TASK INSTRUCTIONS. Output each line exactly as it appears, skipping any embedded picture.

EXTRACTED MATERIAL.
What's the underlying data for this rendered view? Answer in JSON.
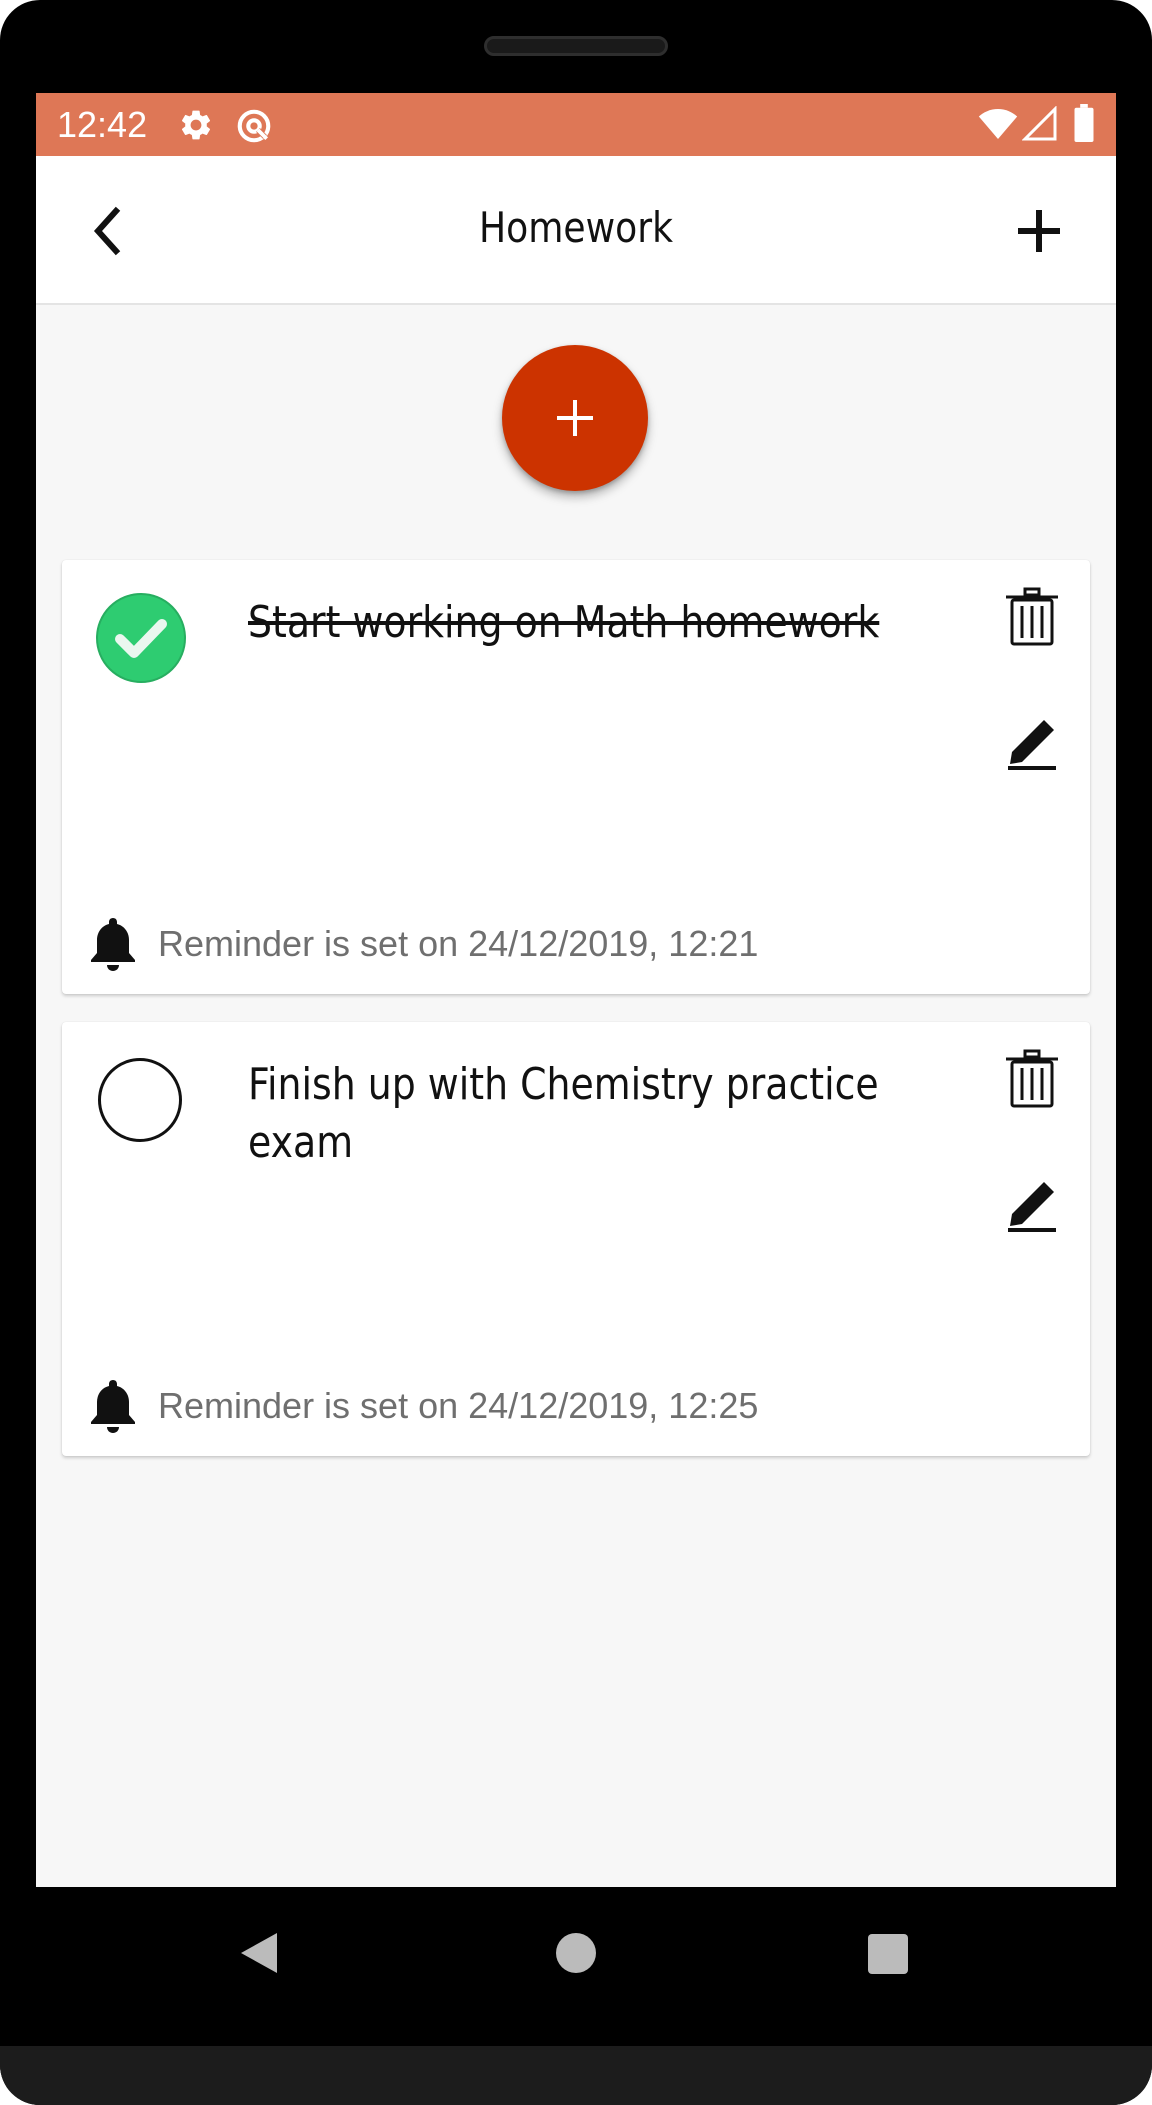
{
  "status_bar": {
    "time": "12:42",
    "icons": [
      "gear-icon",
      "sync-icon",
      "wifi-icon",
      "signal-icon",
      "battery-icon"
    ],
    "background_color": "#de7756"
  },
  "app_bar": {
    "title": "Homework",
    "back_icon": "chevron-left-icon",
    "add_icon": "plus-icon"
  },
  "fab": {
    "icon": "plus-icon",
    "color": "#cc3300"
  },
  "tasks": [
    {
      "text": "Start working on Math homework",
      "completed": true,
      "reminder": "Reminder is set on 24/12/2019, 12:21",
      "icons": [
        "check-circle-icon",
        "trash-icon",
        "pencil-icon",
        "bell-icon"
      ]
    },
    {
      "text": "Finish up with Chemistry practice exam",
      "completed": false,
      "reminder": "Reminder is set on 24/12/2019, 12:25",
      "icons": [
        "empty-circle-icon",
        "trash-icon",
        "pencil-icon",
        "bell-icon"
      ]
    }
  ],
  "nav_bar": {
    "icons": [
      "nav-back-icon",
      "nav-home-icon",
      "nav-recents-icon"
    ]
  }
}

THE ANSWER.
What's the underlying data for this rendered view? Answer in JSON.
{
  "status_bar": {
    "time": "12:42",
    "icons": [
      "gear-icon",
      "sync-icon",
      "wifi-icon",
      "signal-icon",
      "battery-icon"
    ],
    "background_color": "#de7756"
  },
  "app_bar": {
    "title": "Homework",
    "back_icon": "chevron-left-icon",
    "add_icon": "plus-icon"
  },
  "fab": {
    "icon": "plus-icon",
    "color": "#cc3300"
  },
  "tasks": [
    {
      "text": "Start working on Math homework",
      "completed": true,
      "reminder": "Reminder is set on 24/12/2019, 12:21",
      "icons": [
        "check-circle-icon",
        "trash-icon",
        "pencil-icon",
        "bell-icon"
      ]
    },
    {
      "text": "Finish up with Chemistry practice exam",
      "completed": false,
      "reminder": "Reminder is set on 24/12/2019, 12:25",
      "icons": [
        "empty-circle-icon",
        "trash-icon",
        "pencil-icon",
        "bell-icon"
      ]
    }
  ],
  "nav_bar": {
    "icons": [
      "nav-back-icon",
      "nav-home-icon",
      "nav-recents-icon"
    ]
  }
}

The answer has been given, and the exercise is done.